→ SET TASK
Copy out the data below verbatim.

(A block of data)
=-=-=

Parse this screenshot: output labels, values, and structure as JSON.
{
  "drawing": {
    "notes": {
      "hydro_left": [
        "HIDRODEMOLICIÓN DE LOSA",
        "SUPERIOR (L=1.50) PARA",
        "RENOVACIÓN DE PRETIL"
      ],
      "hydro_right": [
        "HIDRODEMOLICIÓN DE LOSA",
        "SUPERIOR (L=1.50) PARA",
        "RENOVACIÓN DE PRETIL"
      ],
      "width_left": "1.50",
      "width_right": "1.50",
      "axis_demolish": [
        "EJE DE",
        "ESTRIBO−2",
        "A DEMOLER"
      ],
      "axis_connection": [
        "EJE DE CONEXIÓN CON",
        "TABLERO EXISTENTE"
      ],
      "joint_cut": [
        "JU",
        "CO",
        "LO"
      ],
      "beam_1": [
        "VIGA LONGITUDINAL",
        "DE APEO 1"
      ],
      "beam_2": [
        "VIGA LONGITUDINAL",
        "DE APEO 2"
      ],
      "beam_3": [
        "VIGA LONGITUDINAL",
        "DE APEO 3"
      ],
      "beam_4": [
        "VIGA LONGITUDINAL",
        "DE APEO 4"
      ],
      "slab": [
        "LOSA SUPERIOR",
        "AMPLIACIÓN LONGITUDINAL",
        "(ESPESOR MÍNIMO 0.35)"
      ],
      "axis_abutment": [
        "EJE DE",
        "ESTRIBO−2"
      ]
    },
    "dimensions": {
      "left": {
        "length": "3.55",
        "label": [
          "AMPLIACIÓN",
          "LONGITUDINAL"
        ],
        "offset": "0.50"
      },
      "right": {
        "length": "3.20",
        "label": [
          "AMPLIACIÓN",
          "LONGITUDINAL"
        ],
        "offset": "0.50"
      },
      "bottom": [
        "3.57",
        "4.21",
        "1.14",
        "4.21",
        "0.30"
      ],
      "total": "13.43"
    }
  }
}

=-=-=

→ SOLVED EXERCISE
Parse this screenshot: output labels, values, and structure as JSON.
{
  "drawing": {
    "notes": {
      "hydro_left": [
        "HIDRODEMOLICIÓN DE LOSA",
        "SUPERIOR (L=1.50) PARA",
        "RENOVACIÓN DE PRETIL"
      ],
      "hydro_right": [
        "HIDRODEMOLICIÓN DE LOSA",
        "SUPERIOR (L=1.50) PARA",
        "RENOVACIÓN DE PRETIL"
      ],
      "width_left": "1.50",
      "width_right": "1.50",
      "axis_demolish": [
        "EJE DE",
        "ESTRIBO−2",
        "A DEMOLER"
      ],
      "axis_connection": [
        "EJE DE CONEXIÓN CON",
        "TABLERO EXISTENTE"
      ],
      "joint_cut": [
        "JU",
        "CO",
        "LO"
      ],
      "beam_1": [
        "VIGA LONGITUDINAL",
        "DE APEO 1"
      ],
      "beam_2": [
        "VIGA LONGITUDINAL",
        "DE APEO 2"
      ],
      "beam_3": [
        "VIGA LONGITUDINAL",
        "DE APEO 3"
      ],
      "beam_4": [
        "VIGA LONGITUDINAL",
        "DE APEO 4"
      ],
      "slab": [
        "LOSA SUPERIOR",
        "AMPLIACIÓN LONGITUDINAL",
        "(ESPESOR MÍNIMO 0.35)"
      ],
      "axis_abutment": [
        "EJE DE",
        "ESTRIBO−2"
      ]
    },
    "dimensions": {
      "left": {
        "length": "3.55",
        "label": [
          "AMPLIACIÓN",
          "LONGITUDINAL"
        ],
        "offset": "0.50"
      },
      "right": {
        "length": "3.20",
        "label": [
          "AMPLIACIÓN",
          "LONGITUDINAL"
        ],
        "offset": "0.50"
      },
      "bottom": [
        "3.57",
        "4.21",
        "1.14",
        "4.21",
        "0.30"
      ],
      "total": "13.43"
    }
  }
}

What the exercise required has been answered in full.